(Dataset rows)

+ + + + + + +

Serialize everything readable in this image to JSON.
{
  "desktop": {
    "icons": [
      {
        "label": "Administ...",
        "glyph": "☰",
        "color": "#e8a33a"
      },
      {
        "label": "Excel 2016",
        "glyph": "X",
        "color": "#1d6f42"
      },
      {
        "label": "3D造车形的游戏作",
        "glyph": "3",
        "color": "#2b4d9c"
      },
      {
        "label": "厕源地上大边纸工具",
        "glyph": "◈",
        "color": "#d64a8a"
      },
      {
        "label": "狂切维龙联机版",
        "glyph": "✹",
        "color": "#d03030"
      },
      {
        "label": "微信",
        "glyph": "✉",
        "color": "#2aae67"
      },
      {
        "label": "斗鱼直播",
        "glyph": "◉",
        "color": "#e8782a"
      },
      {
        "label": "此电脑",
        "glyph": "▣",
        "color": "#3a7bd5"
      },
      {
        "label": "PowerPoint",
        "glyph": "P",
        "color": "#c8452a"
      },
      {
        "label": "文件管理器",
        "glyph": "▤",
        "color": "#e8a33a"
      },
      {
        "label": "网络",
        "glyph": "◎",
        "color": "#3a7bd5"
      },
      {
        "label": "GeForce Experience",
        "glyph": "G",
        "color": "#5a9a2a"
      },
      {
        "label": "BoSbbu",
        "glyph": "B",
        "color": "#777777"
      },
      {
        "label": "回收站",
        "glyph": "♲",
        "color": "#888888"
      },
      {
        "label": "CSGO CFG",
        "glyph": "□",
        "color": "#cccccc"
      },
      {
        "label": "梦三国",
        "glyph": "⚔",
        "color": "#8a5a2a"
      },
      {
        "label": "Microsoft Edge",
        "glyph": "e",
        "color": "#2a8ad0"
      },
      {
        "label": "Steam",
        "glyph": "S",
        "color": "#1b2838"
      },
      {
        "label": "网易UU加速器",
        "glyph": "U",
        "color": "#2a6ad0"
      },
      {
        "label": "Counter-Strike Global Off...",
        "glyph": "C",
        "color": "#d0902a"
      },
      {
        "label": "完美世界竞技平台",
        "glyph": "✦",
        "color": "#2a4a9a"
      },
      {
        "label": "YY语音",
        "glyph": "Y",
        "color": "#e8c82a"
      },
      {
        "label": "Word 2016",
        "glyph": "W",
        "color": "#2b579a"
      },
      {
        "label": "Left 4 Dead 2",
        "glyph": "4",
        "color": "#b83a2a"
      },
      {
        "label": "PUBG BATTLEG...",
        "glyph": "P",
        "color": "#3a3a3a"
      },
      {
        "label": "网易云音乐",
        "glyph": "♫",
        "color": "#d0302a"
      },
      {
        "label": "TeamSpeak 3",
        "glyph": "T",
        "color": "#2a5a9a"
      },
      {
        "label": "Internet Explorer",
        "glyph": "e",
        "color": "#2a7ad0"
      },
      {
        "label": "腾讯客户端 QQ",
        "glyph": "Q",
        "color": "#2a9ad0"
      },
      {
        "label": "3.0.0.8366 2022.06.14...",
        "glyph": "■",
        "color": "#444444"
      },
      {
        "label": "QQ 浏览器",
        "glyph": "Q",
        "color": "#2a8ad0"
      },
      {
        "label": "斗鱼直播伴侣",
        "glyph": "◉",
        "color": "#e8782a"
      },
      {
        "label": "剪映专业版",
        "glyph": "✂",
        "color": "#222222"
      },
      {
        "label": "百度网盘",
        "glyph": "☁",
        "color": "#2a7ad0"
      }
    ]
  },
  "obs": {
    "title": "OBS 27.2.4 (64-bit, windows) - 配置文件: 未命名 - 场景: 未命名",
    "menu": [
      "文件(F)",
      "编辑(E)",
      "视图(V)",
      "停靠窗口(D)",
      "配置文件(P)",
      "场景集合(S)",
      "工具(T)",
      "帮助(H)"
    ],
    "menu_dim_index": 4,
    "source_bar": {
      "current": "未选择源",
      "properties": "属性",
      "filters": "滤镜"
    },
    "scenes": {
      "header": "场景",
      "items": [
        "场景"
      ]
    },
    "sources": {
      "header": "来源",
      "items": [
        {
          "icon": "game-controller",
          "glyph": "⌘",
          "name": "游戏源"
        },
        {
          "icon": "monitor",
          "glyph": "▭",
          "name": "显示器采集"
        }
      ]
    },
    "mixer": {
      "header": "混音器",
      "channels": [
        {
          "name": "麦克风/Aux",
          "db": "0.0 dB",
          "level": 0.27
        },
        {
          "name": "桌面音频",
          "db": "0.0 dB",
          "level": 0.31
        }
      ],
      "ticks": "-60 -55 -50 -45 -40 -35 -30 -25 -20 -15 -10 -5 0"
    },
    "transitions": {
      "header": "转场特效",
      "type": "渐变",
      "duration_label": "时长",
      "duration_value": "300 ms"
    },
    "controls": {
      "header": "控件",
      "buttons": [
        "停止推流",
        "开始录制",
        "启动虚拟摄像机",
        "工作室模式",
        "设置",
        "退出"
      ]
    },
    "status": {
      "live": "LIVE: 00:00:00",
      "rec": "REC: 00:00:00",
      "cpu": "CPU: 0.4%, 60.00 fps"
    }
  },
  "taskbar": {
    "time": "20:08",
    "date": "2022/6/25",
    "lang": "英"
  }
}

+ + + + + + +

Exercise objective: All lines that include "header" are to be gathered and copied.

Solved problem:
      "header": "场景",
      "header": "来源",
      "header": "混音器",
      "header": "转场特效",
      "header": "控件",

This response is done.